▶ **Exercise prompt**:
In the entries below, find every line holding the string "document" and collect it.

Stored data:
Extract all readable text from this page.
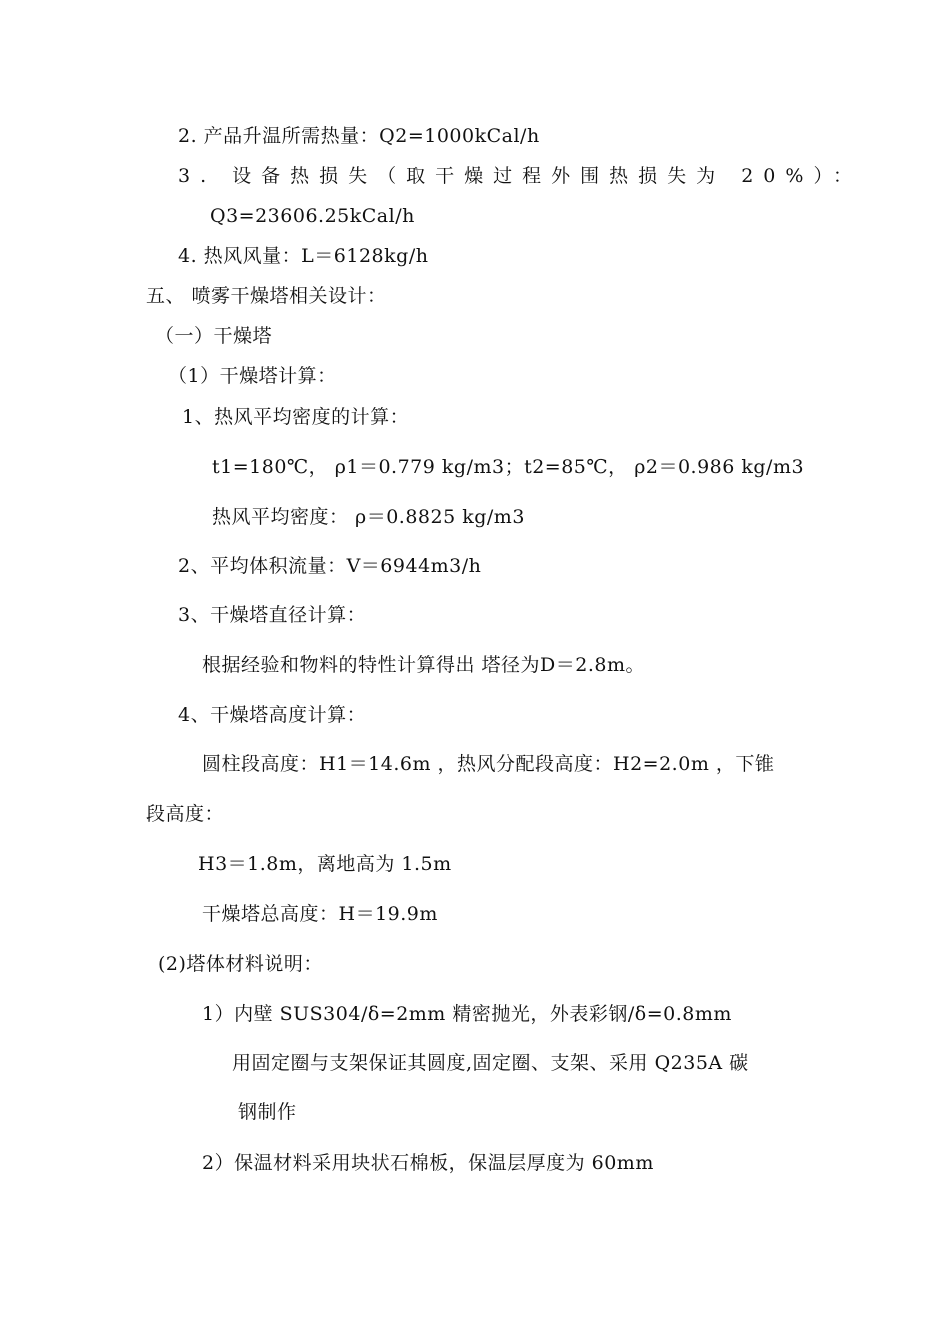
2. 产品升温所需热量：Q2=1000kCal/h
3. 设备热损失（取干燥过程外围热损失为 20%）：
Q3=23606.25kCal/h
4. 热风风量：L＝6128kg/h
五、 喷雾干燥塔相关设计：
（一）干燥塔
（1）干燥塔计算：
1、热风平均密度的计算：
t1=180℃， ρ1＝0.779 kg/m3；t2=85℃， ρ2＝0.986 kg/m3
热风平均密度： ρ＝0.8825 kg/m3
2、平均体积流量：V＝6944m3/h
3、干燥塔直径计算：
根据经验和物料的特性计算得出 塔径为D＝2.8m。
4、干燥塔高度计算：
圆柱段高度：H1＝14.6m ，热风分配段高度：H2=2.0m ，下锥
段高度：
H3＝1.8m，离地高为 1.5m
干燥塔总高度：H＝19.9m
(2)塔体材料说明：
1）内壁 SUS304/δ=2mm 精密抛光，外表彩钢/δ=0.8mm
用固定圈与支架保证其圆度,固定圈、支架、采用 Q235A 碳
钢制作
2）保温材料采用块状石棉板，保温层厚度为 60mm
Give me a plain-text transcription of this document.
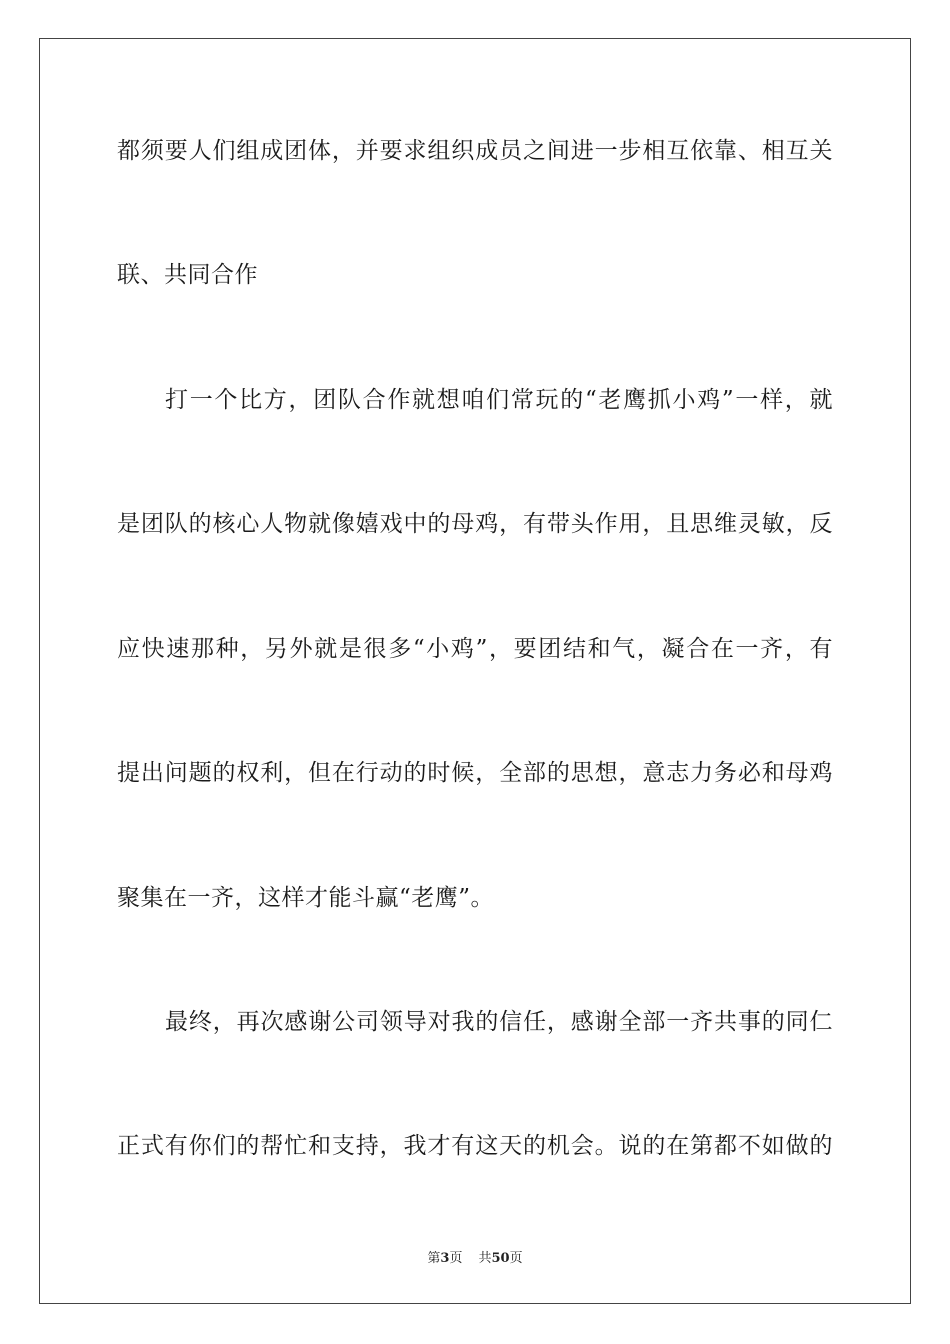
都须要人们组成团体，并要求组织成员之间进一步相互依靠、相互关
联、共同合作
打一个比方，团队合作就想咱们常玩的“老鹰抓小鸡”一样，就
是团队的核心人物就像嬉戏中的母鸡，有带头作用，且思维灵敏，反
应快速那种，另外就是很多“小鸡”，要团结和气，凝合在一齐，有
提出问题的权利，但在行动的时候，全部的思想，意志力务必和母鸡
聚集在一齐，这样才能斗赢“老鹰”。
最终，再次感谢公司领导对我的信任，感谢全部一齐共事的同仁
正式有你们的帮忙和支持，我才有这天的机会。说的在第都不如做的
第3页 共50页
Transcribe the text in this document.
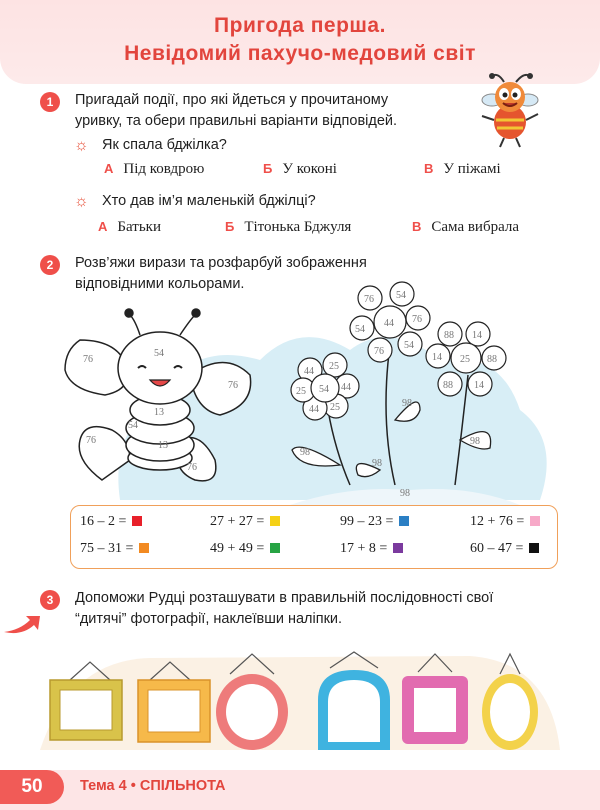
Пригода перша.
Невідомий пахучо-медовий світ
1	Пригадай події, про які йдеться у прочитаному
уривку, та обери правильні варіанти відповідей.
☼ Як спала бджілка?
А Під ковдрою	Б У коконі	В У піжамі
☼ Хто дав ім’я маленькій бджілці?
А Батьки	Б Тітонька Бджуля	В Сама вибрала
2	Розв’яжи вирази та розфарбуй зображення
відповідними кольорами.
76
76
76
76
54
13
54
13
98
98
98
98
98
44 25
44
25
44
25 54
76 54
76
54
76
54
44
88 14
88
14
88
14 25
16 – 2 =	27 + 27 =	99 – 23 =	12 + 76 =
75 – 31 =	49 + 49 =	17 + 8 =	60 – 47 =
3	Допоможи Рудці розташувати в правильній послідовності свої
“дитячі” фотографії, наклеївши наліпки.
50	Тема 4 • СПІЛЬНОТА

▶ **Solution for this problem**:
Give me a plain-text transcription of this document.
Transcribe the text in this document.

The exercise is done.